>> Begin
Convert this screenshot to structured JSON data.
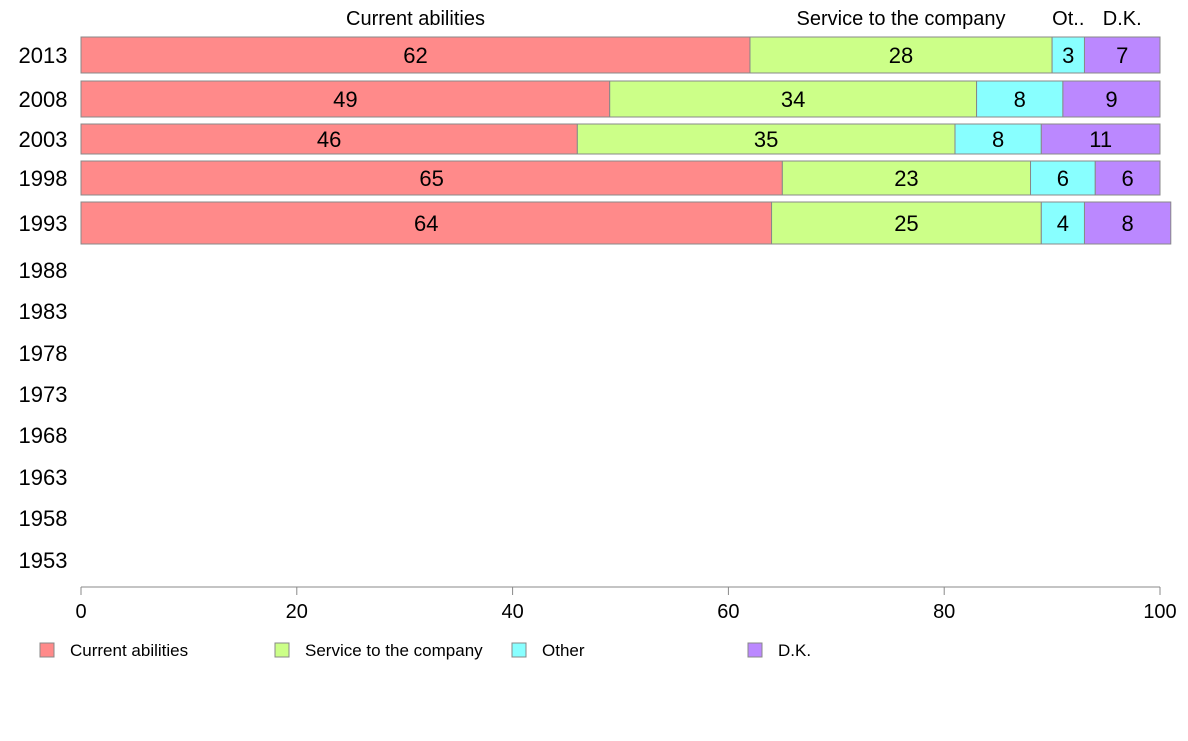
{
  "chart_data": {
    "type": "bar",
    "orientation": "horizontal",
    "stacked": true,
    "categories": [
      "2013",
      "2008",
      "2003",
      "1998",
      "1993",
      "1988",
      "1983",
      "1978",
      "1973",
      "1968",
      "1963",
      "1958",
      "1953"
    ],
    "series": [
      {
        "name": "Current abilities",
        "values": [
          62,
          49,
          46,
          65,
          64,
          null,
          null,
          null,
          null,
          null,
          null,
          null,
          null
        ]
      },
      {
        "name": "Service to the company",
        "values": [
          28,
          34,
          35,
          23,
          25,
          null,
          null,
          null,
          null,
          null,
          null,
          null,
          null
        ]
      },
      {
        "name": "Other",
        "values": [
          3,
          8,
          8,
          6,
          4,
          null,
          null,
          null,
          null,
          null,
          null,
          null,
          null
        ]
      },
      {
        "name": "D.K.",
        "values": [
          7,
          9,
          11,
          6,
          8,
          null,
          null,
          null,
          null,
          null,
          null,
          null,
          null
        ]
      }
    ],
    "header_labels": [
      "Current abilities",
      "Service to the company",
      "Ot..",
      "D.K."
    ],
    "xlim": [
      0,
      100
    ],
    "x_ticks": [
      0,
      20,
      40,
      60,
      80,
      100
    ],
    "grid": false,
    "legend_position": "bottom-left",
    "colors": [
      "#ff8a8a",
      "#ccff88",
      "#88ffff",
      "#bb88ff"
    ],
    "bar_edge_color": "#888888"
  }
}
>> End
>> Begin
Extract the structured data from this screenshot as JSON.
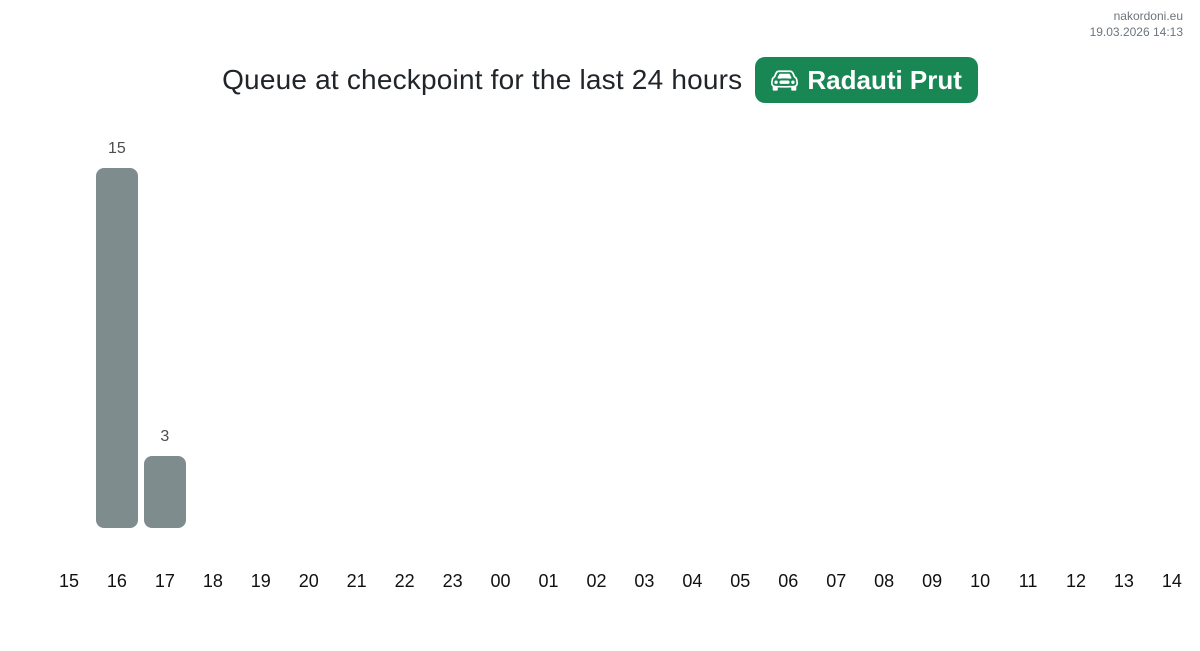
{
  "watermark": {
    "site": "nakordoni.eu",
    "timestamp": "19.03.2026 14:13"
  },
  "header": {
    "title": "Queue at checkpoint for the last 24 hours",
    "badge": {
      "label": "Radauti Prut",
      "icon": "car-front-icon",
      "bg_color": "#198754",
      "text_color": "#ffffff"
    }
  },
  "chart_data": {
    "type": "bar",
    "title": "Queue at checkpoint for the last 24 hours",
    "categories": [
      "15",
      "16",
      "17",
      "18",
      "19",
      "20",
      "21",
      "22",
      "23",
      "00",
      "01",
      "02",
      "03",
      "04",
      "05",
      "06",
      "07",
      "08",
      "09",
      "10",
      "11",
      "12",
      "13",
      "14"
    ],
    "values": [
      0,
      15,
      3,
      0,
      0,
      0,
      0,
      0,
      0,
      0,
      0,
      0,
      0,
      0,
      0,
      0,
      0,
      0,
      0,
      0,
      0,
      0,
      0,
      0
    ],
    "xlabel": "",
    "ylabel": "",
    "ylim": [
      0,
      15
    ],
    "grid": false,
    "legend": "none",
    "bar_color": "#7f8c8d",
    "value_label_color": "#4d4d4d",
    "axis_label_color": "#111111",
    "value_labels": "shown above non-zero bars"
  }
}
>> End
▸ **TASK BRIEF**
Say how many lines of the material contain the word "this", with no other text.

▸ **PROBLEM SOLUTION**
2